## TASK REQUIREMENTS
Take each line containing the word "JSON" and copy it.

>> START RECORDS PROVIDED

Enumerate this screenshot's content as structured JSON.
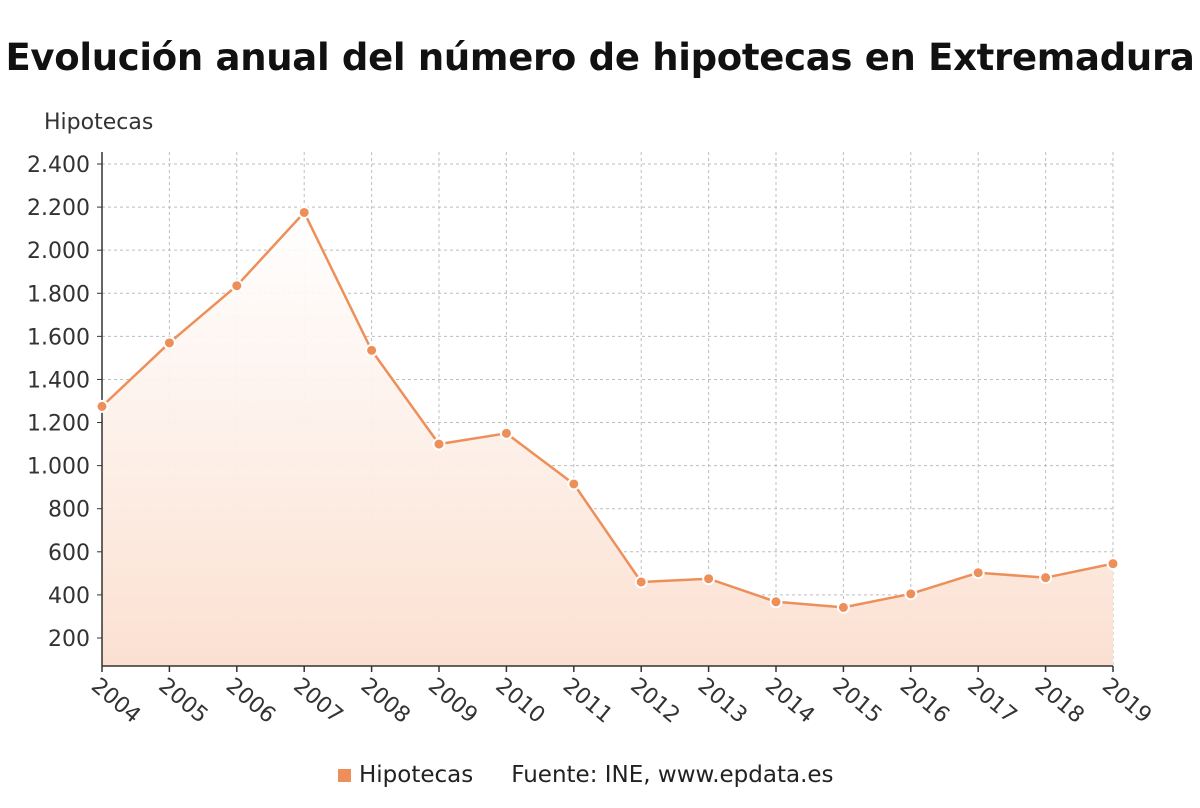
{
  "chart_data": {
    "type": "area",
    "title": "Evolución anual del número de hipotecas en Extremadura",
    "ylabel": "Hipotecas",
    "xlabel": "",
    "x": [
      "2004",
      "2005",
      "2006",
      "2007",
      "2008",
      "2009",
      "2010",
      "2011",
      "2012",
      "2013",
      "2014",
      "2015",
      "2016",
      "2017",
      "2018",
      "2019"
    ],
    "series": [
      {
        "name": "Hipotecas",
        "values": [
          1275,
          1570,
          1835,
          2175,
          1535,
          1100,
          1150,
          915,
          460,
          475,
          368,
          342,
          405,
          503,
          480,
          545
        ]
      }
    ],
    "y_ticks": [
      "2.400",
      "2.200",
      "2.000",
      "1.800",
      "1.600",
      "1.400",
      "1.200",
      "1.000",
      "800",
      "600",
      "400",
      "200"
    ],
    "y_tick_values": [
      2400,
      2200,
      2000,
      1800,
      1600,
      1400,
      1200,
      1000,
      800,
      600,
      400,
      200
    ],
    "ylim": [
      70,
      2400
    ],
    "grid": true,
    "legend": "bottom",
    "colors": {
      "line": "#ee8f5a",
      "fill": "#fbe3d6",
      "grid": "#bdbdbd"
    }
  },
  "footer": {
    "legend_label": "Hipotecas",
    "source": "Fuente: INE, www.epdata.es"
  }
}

>> END RECORDS PROVIDED
>> START RECORDS PROVIDED

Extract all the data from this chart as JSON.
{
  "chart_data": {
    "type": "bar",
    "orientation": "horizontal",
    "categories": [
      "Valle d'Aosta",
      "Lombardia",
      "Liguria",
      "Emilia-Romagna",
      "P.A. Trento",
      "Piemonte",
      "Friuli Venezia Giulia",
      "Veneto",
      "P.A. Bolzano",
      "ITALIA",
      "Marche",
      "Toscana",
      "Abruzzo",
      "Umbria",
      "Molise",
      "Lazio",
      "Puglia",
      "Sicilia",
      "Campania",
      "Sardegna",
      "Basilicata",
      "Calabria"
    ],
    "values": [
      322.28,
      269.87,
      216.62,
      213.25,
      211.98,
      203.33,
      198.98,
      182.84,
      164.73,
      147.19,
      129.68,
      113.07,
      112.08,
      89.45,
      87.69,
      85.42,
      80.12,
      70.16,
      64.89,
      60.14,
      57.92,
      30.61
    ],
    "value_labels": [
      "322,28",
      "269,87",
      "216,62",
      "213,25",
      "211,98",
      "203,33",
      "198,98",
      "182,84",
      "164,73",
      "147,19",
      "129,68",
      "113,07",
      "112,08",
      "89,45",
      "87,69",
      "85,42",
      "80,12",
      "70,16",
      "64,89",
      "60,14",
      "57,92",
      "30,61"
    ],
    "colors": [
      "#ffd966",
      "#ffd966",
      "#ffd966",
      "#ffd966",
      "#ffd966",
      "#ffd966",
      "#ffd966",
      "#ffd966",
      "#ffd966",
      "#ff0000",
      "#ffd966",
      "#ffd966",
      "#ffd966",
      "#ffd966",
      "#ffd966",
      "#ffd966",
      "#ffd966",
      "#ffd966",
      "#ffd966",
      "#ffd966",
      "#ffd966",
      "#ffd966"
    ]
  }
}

>> END RECORDS PROVIDED

## OUTPUT BELOW
Enumerate this screenshot's content as structured JSON.
Extract all the data from this chart as JSON.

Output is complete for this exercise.